WRITTEN INSTRUCTION:
Count how many lines include "Descargas" and answer with that number only.

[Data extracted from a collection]
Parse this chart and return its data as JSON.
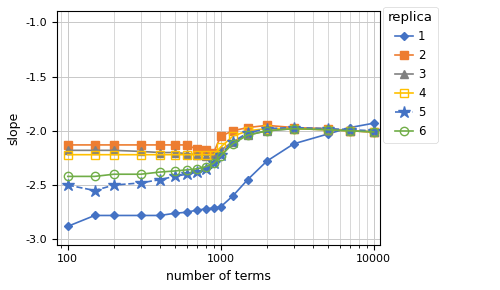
{
  "x_values": [
    100,
    150,
    200,
    300,
    400,
    500,
    600,
    700,
    800,
    900,
    1000,
    1200,
    1500,
    2000,
    3000,
    5000,
    7000,
    10000
  ],
  "series": {
    "1": {
      "color": "#4472c4",
      "marker": "D",
      "markersize": 4,
      "label": "1",
      "linewidth": 1.2,
      "markerfacecolor": "#4472c4",
      "y": [
        -2.88,
        -2.78,
        -2.78,
        -2.78,
        -2.78,
        -2.76,
        -2.75,
        -2.73,
        -2.72,
        -2.71,
        -2.7,
        -2.6,
        -2.45,
        -2.28,
        -2.12,
        -2.03,
        -1.97,
        -1.93
      ]
    },
    "2": {
      "color": "#ed7d31",
      "marker": "s",
      "markersize": 6,
      "label": "2",
      "linewidth": 1.2,
      "markerfacecolor": "#ed7d31",
      "y": [
        -2.13,
        -2.13,
        -2.13,
        -2.13,
        -2.13,
        -2.13,
        -2.13,
        -2.17,
        -2.18,
        -2.2,
        -2.05,
        -2.0,
        -1.97,
        -1.95,
        -1.97,
        -1.98,
        -2.0,
        -2.01
      ]
    },
    "3": {
      "color": "#808080",
      "marker": "^",
      "markersize": 6,
      "label": "3",
      "linewidth": 1.2,
      "markerfacecolor": "#808080",
      "y": [
        -2.18,
        -2.18,
        -2.18,
        -2.19,
        -2.2,
        -2.2,
        -2.21,
        -2.22,
        -2.23,
        -2.22,
        -2.18,
        -2.1,
        -2.04,
        -2.0,
        -1.98,
        -1.99,
        -2.0,
        -2.01
      ]
    },
    "4": {
      "color": "#ffc000",
      "marker": "s",
      "markersize": 6,
      "label": "4",
      "linewidth": 1.2,
      "markerfacecolor": "none",
      "y": [
        -2.22,
        -2.22,
        -2.22,
        -2.22,
        -2.22,
        -2.22,
        -2.22,
        -2.22,
        -2.22,
        -2.22,
        -2.15,
        -2.05,
        -2.0,
        -1.98,
        -1.98,
        -1.99,
        -2.0,
        -2.01
      ]
    },
    "5": {
      "color": "#4472c4",
      "marker": "*",
      "markersize": 9,
      "label": "5",
      "linewidth": 1.2,
      "markerfacecolor": "#4472c4",
      "linestyle": "--",
      "y": [
        -2.5,
        -2.55,
        -2.5,
        -2.48,
        -2.45,
        -2.42,
        -2.4,
        -2.38,
        -2.35,
        -2.3,
        -2.22,
        -2.1,
        -2.02,
        -1.98,
        -1.97,
        -1.98,
        -1.99,
        -2.0
      ]
    },
    "6": {
      "color": "#70ad47",
      "marker": "o",
      "markersize": 6,
      "label": "6",
      "linewidth": 1.2,
      "markerfacecolor": "none",
      "y": [
        -2.42,
        -2.42,
        -2.4,
        -2.4,
        -2.38,
        -2.37,
        -2.36,
        -2.35,
        -2.33,
        -2.3,
        -2.23,
        -2.12,
        -2.04,
        -2.0,
        -1.98,
        -1.99,
        -2.0,
        -2.01
      ]
    }
  },
  "xlim": [
    85,
    11000
  ],
  "ylim": [
    -3.05,
    -0.9
  ],
  "yticks": [
    -1.0,
    -1.5,
    -2.0,
    -2.5,
    -3.0
  ],
  "xlabel": "number of terms",
  "ylabel": "slope",
  "legend_title": "replica",
  "background_color": "#ffffff",
  "grid_color": "#c8c8c8",
  "axis_fontsize": 9,
  "legend_fontsize": 8.5,
  "tick_fontsize": 8
}
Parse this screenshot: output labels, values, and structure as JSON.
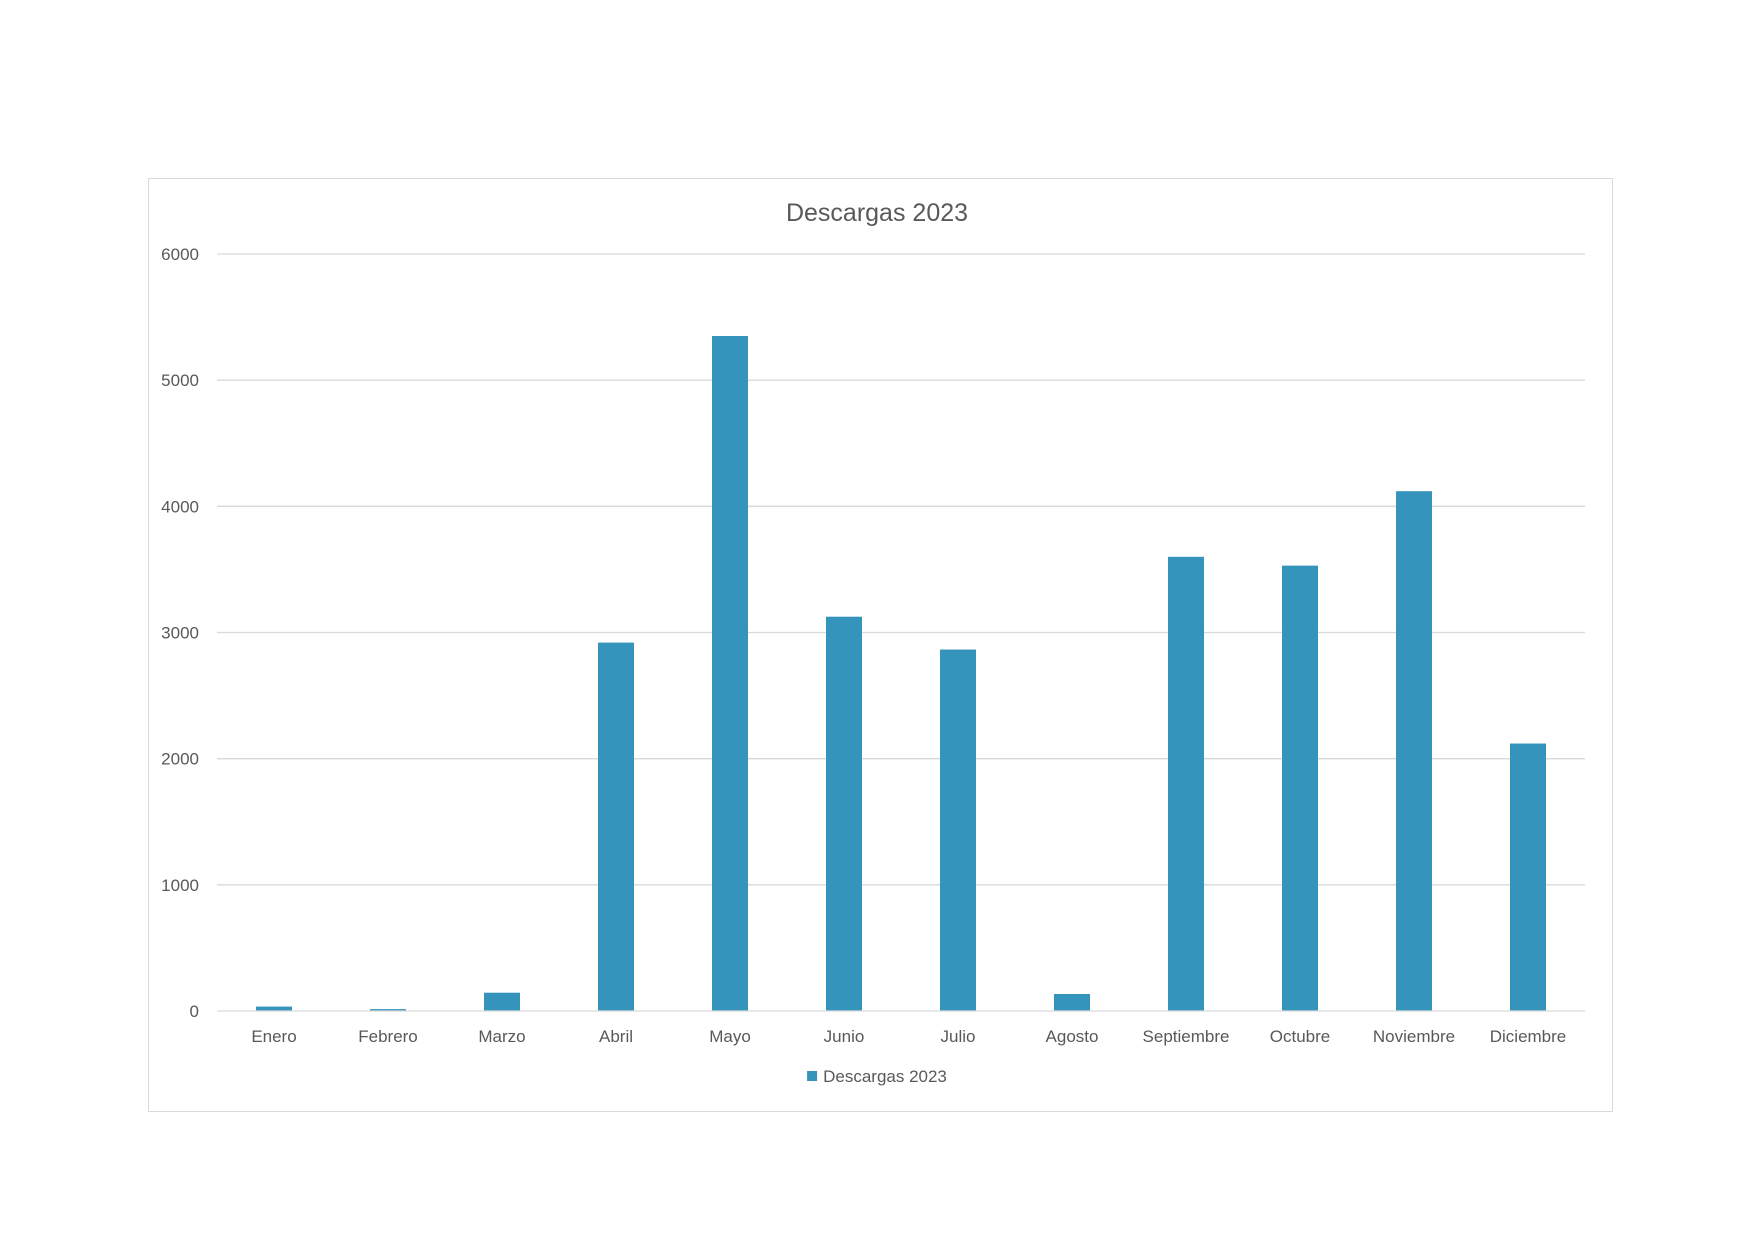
{
  "chart_data": {
    "type": "bar",
    "title": "Descargas 2023",
    "xlabel": "",
    "ylabel": "",
    "categories": [
      "Enero",
      "Febrero",
      "Marzo",
      "Abril",
      "Mayo",
      "Junio",
      "Julio",
      "Agosto",
      "Septiembre",
      "Octubre",
      "Noviembre",
      "Diciembre"
    ],
    "series": [
      {
        "name": "Descargas 2023",
        "values": [
          35,
          15,
          145,
          2920,
          5350,
          3125,
          2865,
          135,
          3600,
          3530,
          4120,
          2120
        ],
        "color": "#3594bb"
      }
    ],
    "ylim": [
      0,
      6000
    ],
    "yticks": [
      0,
      1000,
      2000,
      3000,
      4000,
      5000,
      6000
    ],
    "grid": true,
    "legend_position": "bottom"
  }
}
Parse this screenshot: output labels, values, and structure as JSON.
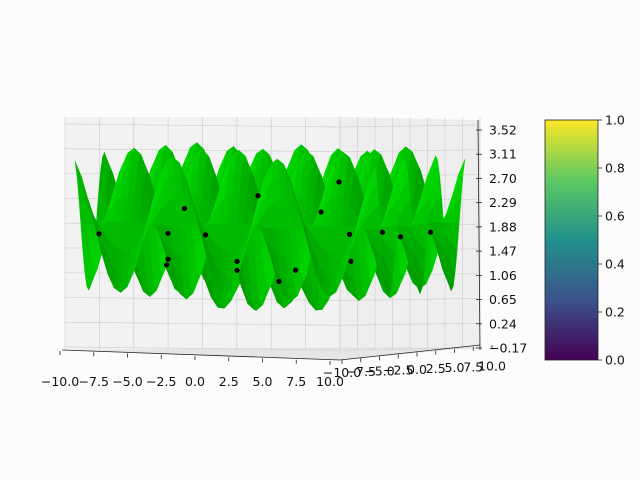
{
  "chart_data": {
    "type": "surface3d",
    "title": "",
    "xlabel": "",
    "ylabel": "",
    "zlabel": "",
    "surface_color": "#00d000",
    "scatter_color": "#000000",
    "x_ticks": [
      "−10.0",
      "−7.5",
      "−5.0",
      "−2.5",
      "0.0",
      "2.5",
      "5.0",
      "7.5",
      "10.0"
    ],
    "y_ticks": [
      "−10.0",
      "−7.5",
      "−5.0",
      "−2.5",
      "0.0",
      "2.5",
      "5.0",
      "7.5",
      "10.0"
    ],
    "z_ticks": [
      "3.52",
      "3.11",
      "2.70",
      "2.29",
      "1.88",
      "1.47",
      "1.06",
      "0.65",
      "0.24",
      "−0.17"
    ],
    "xlim": [
      -10,
      10
    ],
    "ylim": [
      -10,
      10
    ],
    "zlim": [
      -0.17,
      3.52
    ],
    "grid": true,
    "colorbar": {
      "colormap": "viridis",
      "colors": [
        "#440154",
        "#3b528b",
        "#21918c",
        "#5ec962",
        "#fde725"
      ],
      "ticks": [
        "0.0",
        "0.2",
        "0.4",
        "0.6",
        "0.8",
        "1.0"
      ],
      "range": [
        0,
        1
      ]
    }
  }
}
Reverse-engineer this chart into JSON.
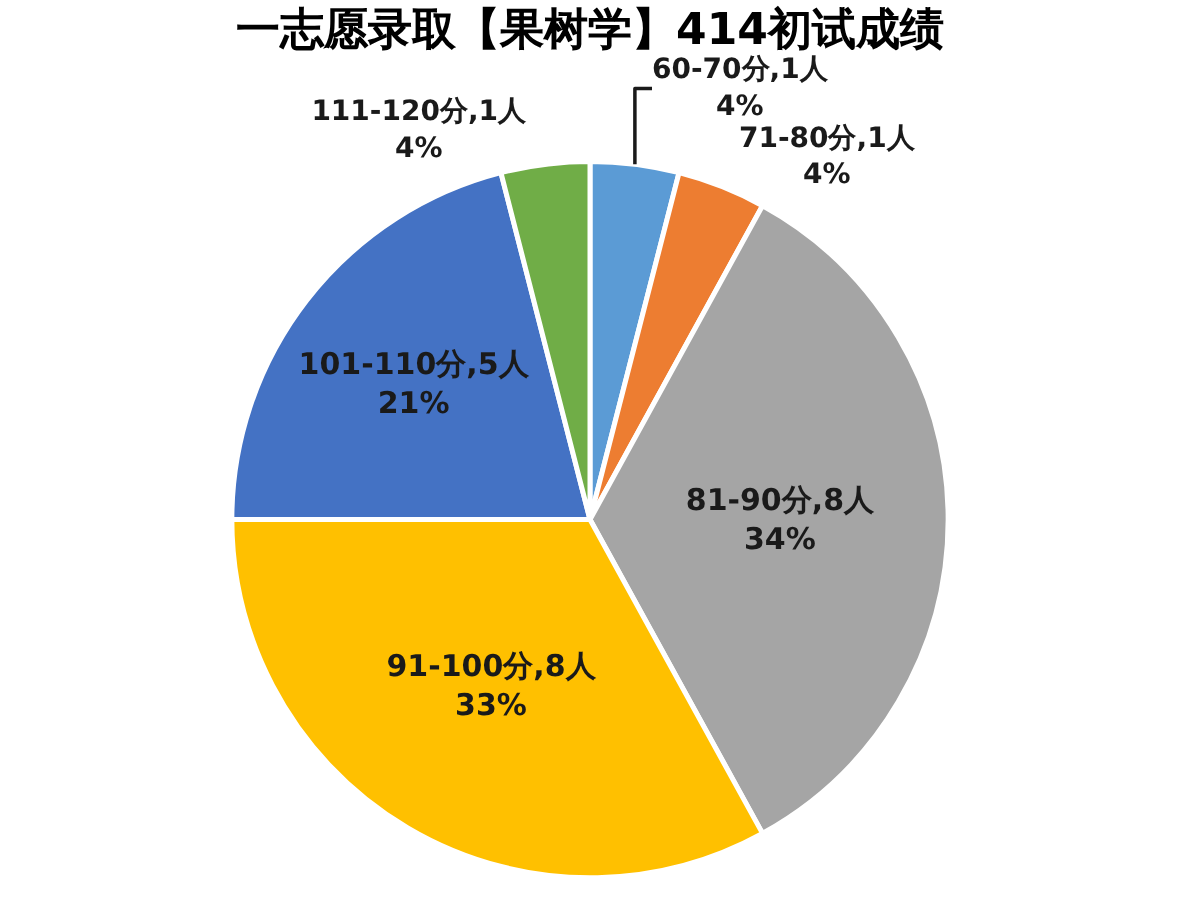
{
  "chart_data": {
    "type": "pie",
    "title": "一志愿录取【果树学】414初试成绩",
    "categories": [
      "60-70分,1人",
      "71-80分,1人",
      "81-90分,8人",
      "91-100分,8人",
      "101-110分,5人",
      "111-120分,1人"
    ],
    "values": [
      4,
      4,
      34,
      33,
      21,
      4
    ],
    "value_labels": [
      "4%",
      "4%",
      "34%",
      "33%",
      "21%",
      "4%"
    ],
    "colors": [
      "#5b9bd5",
      "#ed7d31",
      "#a5a5a5",
      "#ffc000",
      "#4472c4",
      "#70ad47"
    ],
    "legend": false
  }
}
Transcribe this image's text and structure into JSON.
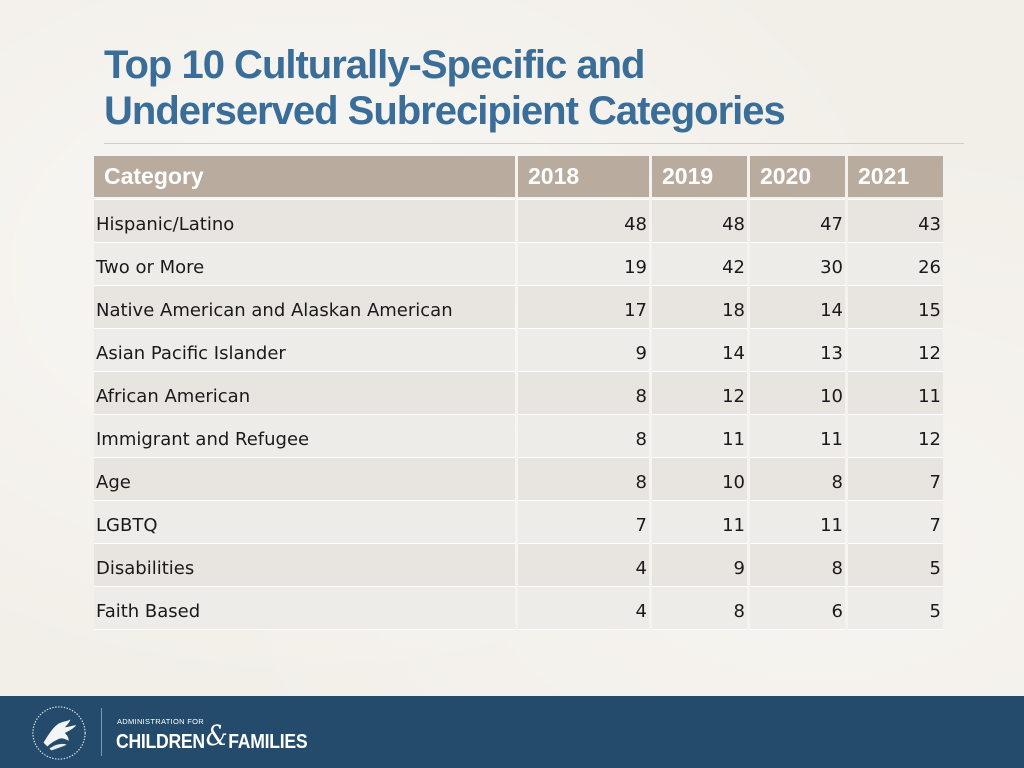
{
  "slide": {
    "title_line1": "Top 10 Culturally-Specific and",
    "title_line2": "Underserved Subrecipient Categories"
  },
  "table": {
    "headers": [
      "Category",
      "2018",
      "2019",
      "2020",
      "2021"
    ],
    "rows": [
      {
        "category": "Hispanic/Latino",
        "values": [
          "48",
          "48",
          "47",
          "43"
        ]
      },
      {
        "category": "Two or More",
        "values": [
          "19",
          "42",
          "30",
          "26"
        ]
      },
      {
        "category": "Native American and Alaskan American",
        "values": [
          "17",
          "18",
          "14",
          "15"
        ]
      },
      {
        "category": "Asian Pacific Islander",
        "values": [
          "9",
          "14",
          "13",
          "12"
        ]
      },
      {
        "category": "African American",
        "values": [
          "8",
          "12",
          "10",
          "11"
        ]
      },
      {
        "category": "Immigrant and Refugee",
        "values": [
          "8",
          "11",
          "11",
          "12"
        ]
      },
      {
        "category": "Age",
        "values": [
          "8",
          "10",
          "8",
          "7"
        ]
      },
      {
        "category": "LGBTQ",
        "values": [
          "7",
          "11",
          "11",
          "7"
        ]
      },
      {
        "category": "Disabilities",
        "values": [
          "4",
          "9",
          "8",
          "5"
        ]
      },
      {
        "category": "Faith Based",
        "values": [
          "4",
          "8",
          "6",
          "5"
        ]
      }
    ]
  },
  "footer": {
    "agency_small": "ADMINISTRATION FOR",
    "agency_children": "CHILDREN",
    "agency_amp": "&",
    "agency_families": "FAMILIES",
    "logo_icon": "hhs-eagle-seal-icon"
  },
  "colors": {
    "title": "#3a6d98",
    "header_bg": "#b9ab9e",
    "footer_bg": "#244b6b"
  }
}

SOLUTION FOR THIS EXERCISE:
2